• EXERCISE TASK: Repeat the whole of the data, keeping every detail the same.

• EXTRACTED RECORDS:
[BEGIN]

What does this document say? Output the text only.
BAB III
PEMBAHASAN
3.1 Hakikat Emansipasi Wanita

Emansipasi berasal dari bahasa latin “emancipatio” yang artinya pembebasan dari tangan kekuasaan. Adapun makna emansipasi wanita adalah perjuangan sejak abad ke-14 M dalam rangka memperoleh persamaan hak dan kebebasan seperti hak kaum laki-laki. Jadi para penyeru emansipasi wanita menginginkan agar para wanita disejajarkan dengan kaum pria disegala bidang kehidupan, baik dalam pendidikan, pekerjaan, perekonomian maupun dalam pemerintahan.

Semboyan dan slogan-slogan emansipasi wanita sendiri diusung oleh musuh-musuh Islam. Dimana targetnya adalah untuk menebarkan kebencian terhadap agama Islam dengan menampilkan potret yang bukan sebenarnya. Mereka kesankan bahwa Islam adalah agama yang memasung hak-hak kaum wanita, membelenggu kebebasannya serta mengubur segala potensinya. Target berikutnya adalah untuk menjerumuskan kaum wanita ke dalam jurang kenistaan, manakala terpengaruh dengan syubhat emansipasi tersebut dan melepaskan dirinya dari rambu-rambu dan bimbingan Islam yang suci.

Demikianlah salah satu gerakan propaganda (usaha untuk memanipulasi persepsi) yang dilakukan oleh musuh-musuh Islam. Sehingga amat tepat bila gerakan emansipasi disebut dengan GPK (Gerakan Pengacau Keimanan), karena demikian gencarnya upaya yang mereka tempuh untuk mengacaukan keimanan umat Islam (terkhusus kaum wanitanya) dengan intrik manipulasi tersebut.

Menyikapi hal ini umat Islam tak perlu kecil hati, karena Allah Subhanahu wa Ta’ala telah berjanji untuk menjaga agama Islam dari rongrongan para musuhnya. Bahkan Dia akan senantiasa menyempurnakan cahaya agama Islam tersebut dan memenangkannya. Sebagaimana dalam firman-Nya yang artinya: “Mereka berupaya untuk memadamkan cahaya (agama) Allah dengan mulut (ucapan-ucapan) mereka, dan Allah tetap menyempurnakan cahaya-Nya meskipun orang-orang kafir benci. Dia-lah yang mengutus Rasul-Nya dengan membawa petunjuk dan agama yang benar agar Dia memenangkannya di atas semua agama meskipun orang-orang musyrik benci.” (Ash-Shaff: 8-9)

[END]

• WRITTEN REPLY:
What does this document say? Output the text only.
BAB III
PEMBAHASAN
3.1 Hakikat Emansipasi Wanita

Emansipasi berasal dari bahasa latin “emancipatio” yang artinya pembebasan dari tangan kekuasaan. Adapun makna emansipasi wanita adalah perjuangan sejak abad ke-14 M dalam rangka memperoleh persamaan hak dan kebebasan seperti hak kaum laki-laki. Jadi para penyeru emansipasi wanita menginginkan agar para wanita disejajarkan dengan kaum pria disegala bidang kehidupan, baik dalam pendidikan, pekerjaan, perekonomian maupun dalam pemerintahan.

Semboyan dan slogan-slogan emansipasi wanita sendiri diusung oleh musuh-musuh Islam. Dimana targetnya adalah untuk menebarkan kebencian terhadap agama Islam dengan menampilkan potret yang bukan sebenarnya. Mereka kesankan bahwa Islam adalah agama yang memasung hak-hak kaum wanita, membelenggu kebebasannya serta mengubur segala potensinya. Target berikutnya adalah untuk menjerumuskan kaum wanita ke dalam jurang kenistaan, manakala terpengaruh dengan syubhat emansipasi tersebut dan melepaskan dirinya dari rambu-rambu dan bimbingan Islam yang suci.

Demikianlah salah satu gerakan propaganda (usaha untuk memanipulasi persepsi) yang dilakukan oleh musuh-musuh Islam. Sehingga amat tepat bila gerakan emansipasi disebut dengan GPK (Gerakan Pengacau Keimanan), karena demikian gencarnya upaya yang mereka tempuh untuk mengacaukan keimanan umat Islam (terkhusus kaum wanitanya) dengan intrik manipulasi tersebut.

Menyikapi hal ini umat Islam tak perlu kecil hati, karena Allah Subhanahu wa Ta’ala telah berjanji untuk menjaga agama Islam dari rongrongan para musuhnya. Bahkan Dia akan senantiasa menyempurnakan cahaya agama Islam tersebut dan memenangkannya. Sebagaimana dalam firman-Nya yang artinya: “Mereka berupaya untuk memadamkan cahaya (agama) Allah dengan mulut (ucapan-ucapan) mereka, dan Allah tetap menyempurnakan cahaya-Nya meskipun orang-orang kafir benci. Dia-lah yang mengutus Rasul-Nya dengan membawa petunjuk dan agama yang benar agar Dia memenangkannya di atas semua agama meskipun orang-orang musyrik benci.” (Ash-Shaff: 8-9)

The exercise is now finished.